### [What the task asks]
Look through the material below. Copy each line that contains the string "Whether".

───── Data for this task

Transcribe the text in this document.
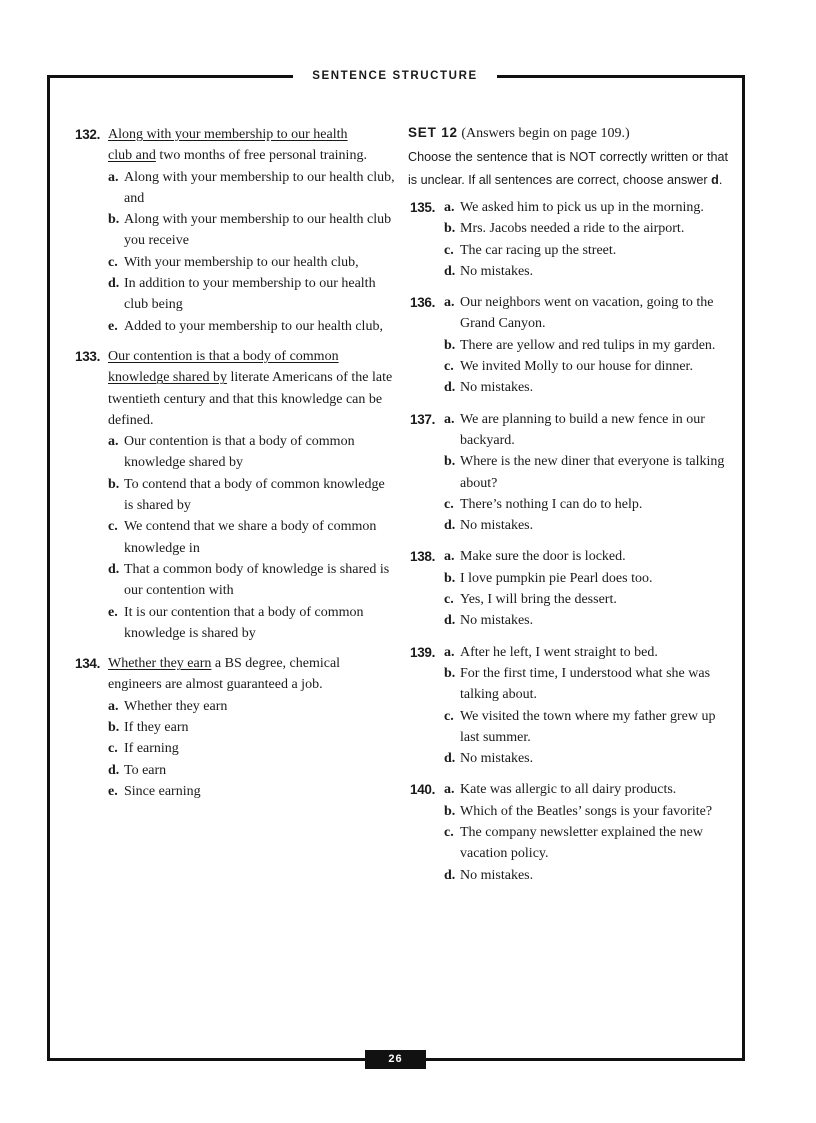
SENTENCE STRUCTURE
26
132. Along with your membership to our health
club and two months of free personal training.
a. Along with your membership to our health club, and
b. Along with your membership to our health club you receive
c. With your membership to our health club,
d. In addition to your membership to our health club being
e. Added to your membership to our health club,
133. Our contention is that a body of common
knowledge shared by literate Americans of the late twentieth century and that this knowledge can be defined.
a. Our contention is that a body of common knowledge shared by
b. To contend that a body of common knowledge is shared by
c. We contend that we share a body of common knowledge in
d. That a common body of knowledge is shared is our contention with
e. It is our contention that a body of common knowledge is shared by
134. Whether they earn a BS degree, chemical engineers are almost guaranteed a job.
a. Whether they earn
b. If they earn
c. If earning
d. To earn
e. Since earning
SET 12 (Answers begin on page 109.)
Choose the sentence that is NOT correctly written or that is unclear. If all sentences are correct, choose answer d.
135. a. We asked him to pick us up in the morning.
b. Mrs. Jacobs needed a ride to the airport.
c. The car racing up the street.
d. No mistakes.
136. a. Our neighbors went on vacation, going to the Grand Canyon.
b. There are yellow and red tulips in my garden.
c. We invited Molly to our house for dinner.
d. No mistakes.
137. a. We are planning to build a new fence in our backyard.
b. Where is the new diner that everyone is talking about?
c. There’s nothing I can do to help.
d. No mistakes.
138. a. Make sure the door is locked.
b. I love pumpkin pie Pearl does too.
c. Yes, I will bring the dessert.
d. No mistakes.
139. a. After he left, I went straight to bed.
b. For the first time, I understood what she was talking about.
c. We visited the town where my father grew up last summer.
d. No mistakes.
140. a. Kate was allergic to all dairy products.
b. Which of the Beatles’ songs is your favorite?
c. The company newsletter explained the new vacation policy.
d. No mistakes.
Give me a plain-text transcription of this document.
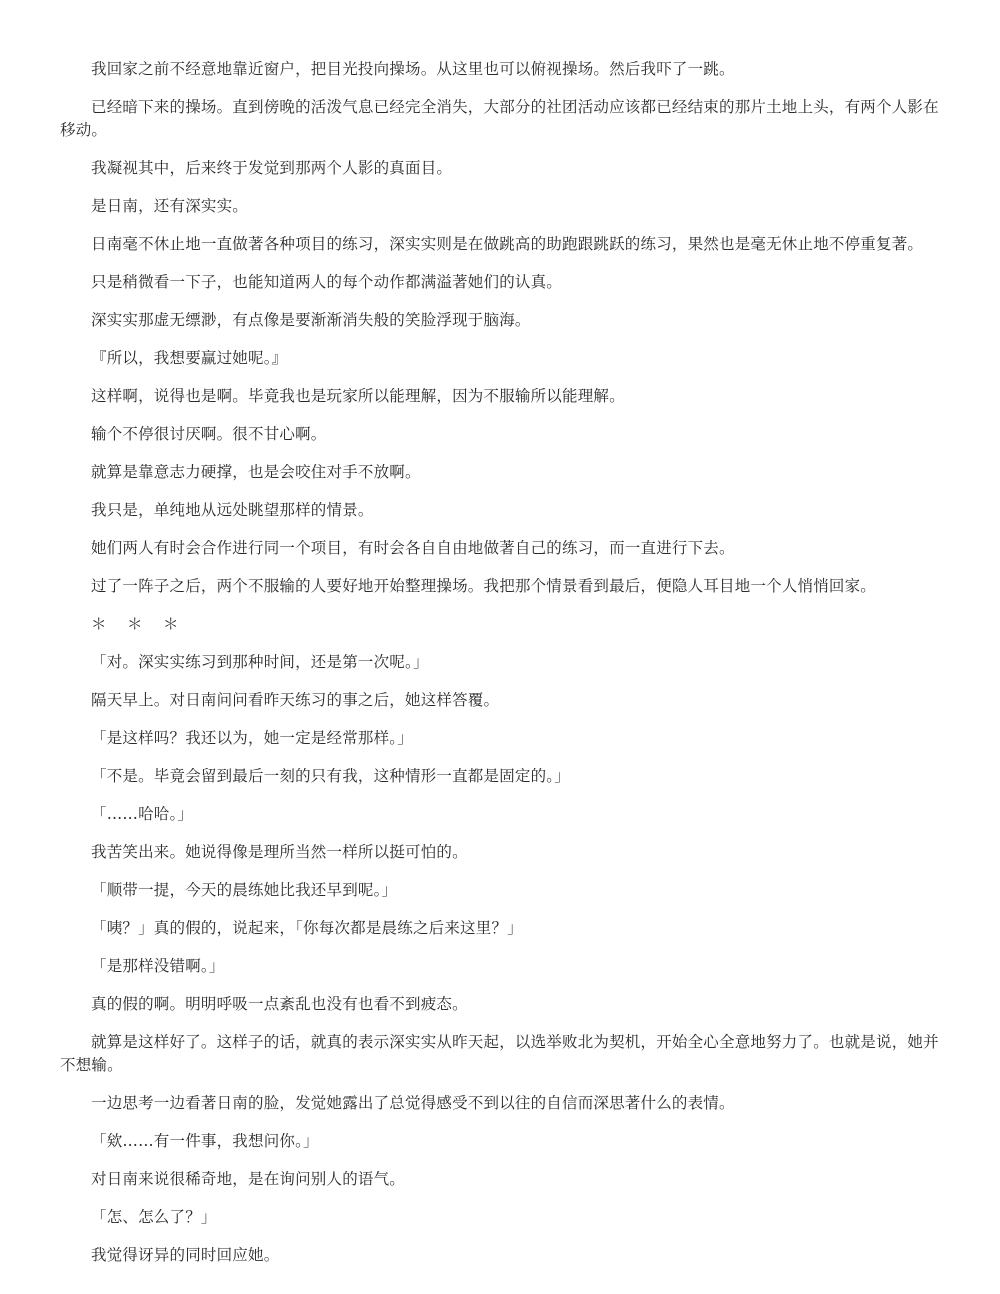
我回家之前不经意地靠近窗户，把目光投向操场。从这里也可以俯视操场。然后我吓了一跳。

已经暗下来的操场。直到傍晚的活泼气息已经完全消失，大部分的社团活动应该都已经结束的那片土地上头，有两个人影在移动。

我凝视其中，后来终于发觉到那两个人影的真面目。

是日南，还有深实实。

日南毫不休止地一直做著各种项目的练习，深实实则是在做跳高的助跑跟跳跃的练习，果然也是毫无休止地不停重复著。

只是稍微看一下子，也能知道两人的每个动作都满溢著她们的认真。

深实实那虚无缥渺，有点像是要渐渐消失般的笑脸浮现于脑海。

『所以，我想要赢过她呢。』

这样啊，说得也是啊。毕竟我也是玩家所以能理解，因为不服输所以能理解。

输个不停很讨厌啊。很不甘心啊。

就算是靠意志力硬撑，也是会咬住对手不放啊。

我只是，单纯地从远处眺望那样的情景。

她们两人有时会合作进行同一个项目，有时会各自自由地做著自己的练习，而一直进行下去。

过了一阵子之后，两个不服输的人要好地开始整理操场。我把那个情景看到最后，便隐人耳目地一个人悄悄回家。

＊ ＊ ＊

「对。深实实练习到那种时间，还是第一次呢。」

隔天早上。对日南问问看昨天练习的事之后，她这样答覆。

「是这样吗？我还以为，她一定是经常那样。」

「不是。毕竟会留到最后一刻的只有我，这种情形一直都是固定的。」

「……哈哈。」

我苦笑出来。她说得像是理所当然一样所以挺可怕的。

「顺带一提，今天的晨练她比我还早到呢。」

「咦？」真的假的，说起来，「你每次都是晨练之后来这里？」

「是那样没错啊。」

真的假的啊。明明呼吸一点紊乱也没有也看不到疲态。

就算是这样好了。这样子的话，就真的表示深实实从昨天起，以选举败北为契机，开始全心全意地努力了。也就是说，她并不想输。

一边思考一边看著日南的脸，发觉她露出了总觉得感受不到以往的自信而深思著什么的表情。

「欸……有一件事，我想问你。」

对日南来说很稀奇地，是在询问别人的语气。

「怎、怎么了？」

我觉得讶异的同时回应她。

──────────

### [Reply]
134. Whether they earn a BS degree, chemical engineers are almost guaranteed a job.
a. Whether they earn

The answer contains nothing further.